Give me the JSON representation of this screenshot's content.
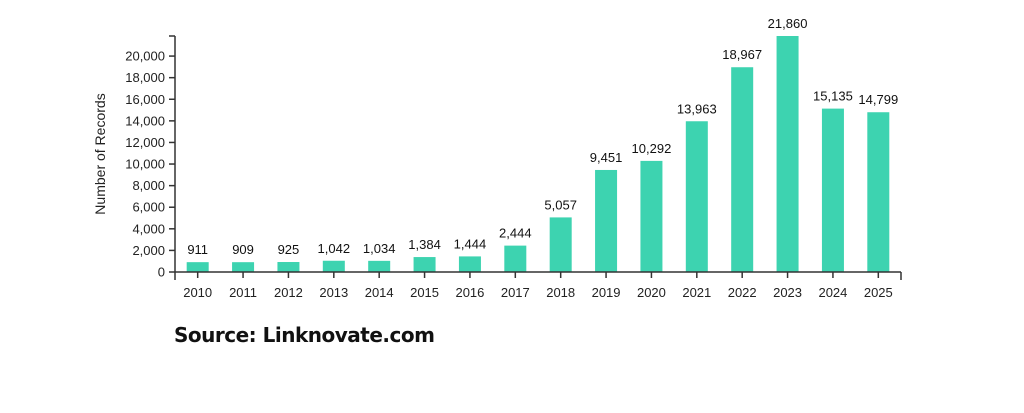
{
  "chart_data": {
    "type": "bar",
    "title": "",
    "xlabel": "",
    "ylabel": "Number of Records",
    "categories": [
      "2010",
      "2011",
      "2012",
      "2013",
      "2014",
      "2015",
      "2016",
      "2017",
      "2018",
      "2019",
      "2020",
      "2021",
      "2022",
      "2023",
      "2024",
      "2025"
    ],
    "values": [
      911,
      909,
      925,
      1042,
      1034,
      1384,
      1444,
      2444,
      5057,
      9451,
      10292,
      13963,
      18967,
      21860,
      15135,
      14799
    ],
    "data_labels": [
      "911",
      "909",
      "925",
      "1,042",
      "1,034",
      "1,384",
      "1,444",
      "2,444",
      "5,057",
      "9,451",
      "10,292",
      "13,963",
      "18,967",
      "21,860",
      "15,135",
      "14,799"
    ],
    "yticks": [
      0,
      2000,
      4000,
      6000,
      8000,
      10000,
      12000,
      14000,
      16000,
      18000,
      20000
    ],
    "ytick_labels": [
      "0",
      "2,000",
      "4,000",
      "6,000",
      "8,000",
      "10,000",
      "12,000",
      "14,000",
      "16,000",
      "18,000",
      "20,000"
    ],
    "ylim": [
      0,
      21860
    ],
    "grid": false,
    "bar_color": "#3dd3b0",
    "annotation": "Source: Linknovate.com"
  }
}
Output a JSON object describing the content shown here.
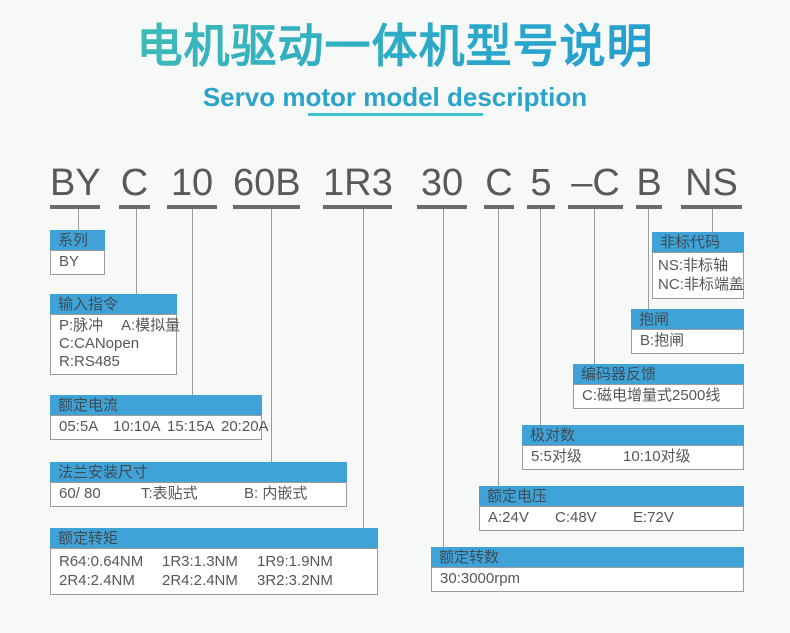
{
  "header": {
    "title": "电机驱动一体机型号说明",
    "subtitle": "Servo motor model description"
  },
  "model_code": {
    "full": "BY C 10 60B 1R3 30 C 5 –C B NS",
    "segments": [
      "BY",
      "C",
      "10",
      "60B",
      "1R3",
      "30",
      "C",
      "5",
      "–C",
      "B",
      "NS"
    ]
  },
  "legend_boxes": [
    {
      "key": "series",
      "title": "系列",
      "rows": [
        [
          "BY"
        ]
      ]
    },
    {
      "key": "input-command",
      "title": "输入指令",
      "rows": [
        [
          "P:脉冲",
          "A:模拟量"
        ],
        [
          "C:CANopen"
        ],
        [
          "R:RS485"
        ]
      ]
    },
    {
      "key": "rated-current",
      "title": "额定电流",
      "rows": [
        [
          "05:5A",
          "10:10A",
          "15:15A",
          "20:20A"
        ]
      ]
    },
    {
      "key": "flange-size",
      "title": "法兰安装尺寸",
      "rows": [
        [
          "60/ 80",
          "T:表贴式",
          "B: 内嵌式"
        ]
      ]
    },
    {
      "key": "rated-torque",
      "title": "额定转矩",
      "rows": [
        [
          "R64:0.64NM",
          "1R3:1.3NM",
          "1R9:1.9NM"
        ],
        [
          "2R4:2.4NM",
          "2R4:2.4NM",
          "3R2:3.2NM"
        ]
      ]
    },
    {
      "key": "rated-speed",
      "title": "额定转数",
      "rows": [
        [
          "30:3000rpm"
        ]
      ]
    },
    {
      "key": "rated-voltage",
      "title": "额定电压",
      "rows": [
        [
          "A:24V",
          "C:48V",
          "E:72V"
        ]
      ]
    },
    {
      "key": "pole-pairs",
      "title": "极对数",
      "rows": [
        [
          "5:5对级",
          "10:10对级"
        ]
      ]
    },
    {
      "key": "encoder-feedback",
      "title": "编码器反馈",
      "rows": [
        [
          "C:磁电增量式2500线"
        ]
      ]
    },
    {
      "key": "brake",
      "title": "抱闸",
      "rows": [
        [
          "B:抱闸"
        ]
      ]
    },
    {
      "key": "non-standard-code",
      "title": "非标代码",
      "rows": [
        [
          "NS:非标轴"
        ],
        [
          "NC:非标端盖"
        ]
      ]
    }
  ],
  "colors": {
    "background": "#f7f8f8",
    "box_header_blue": "#3fa3d8",
    "box_header_text": "#3f4c56",
    "box_border_gray": "#9b9b9b",
    "body_text_gray": "#555759",
    "code_text_gray": "#58595b",
    "connector_gray": "#9c9c9c",
    "title_gradient_start": "#47c2ae",
    "title_gradient_end": "#1f97d8",
    "subtitle_teal": "#2ba4cb",
    "subtitle_rule_teal": "#3fc2d2"
  }
}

==*==

YOUR OBJECTIVE: In the material above, find the lines that contain "content" and show them.

FULL ANSWER:
Give me the JSON representation of this screenshot's content.
Output a JSON object describing the content shown here.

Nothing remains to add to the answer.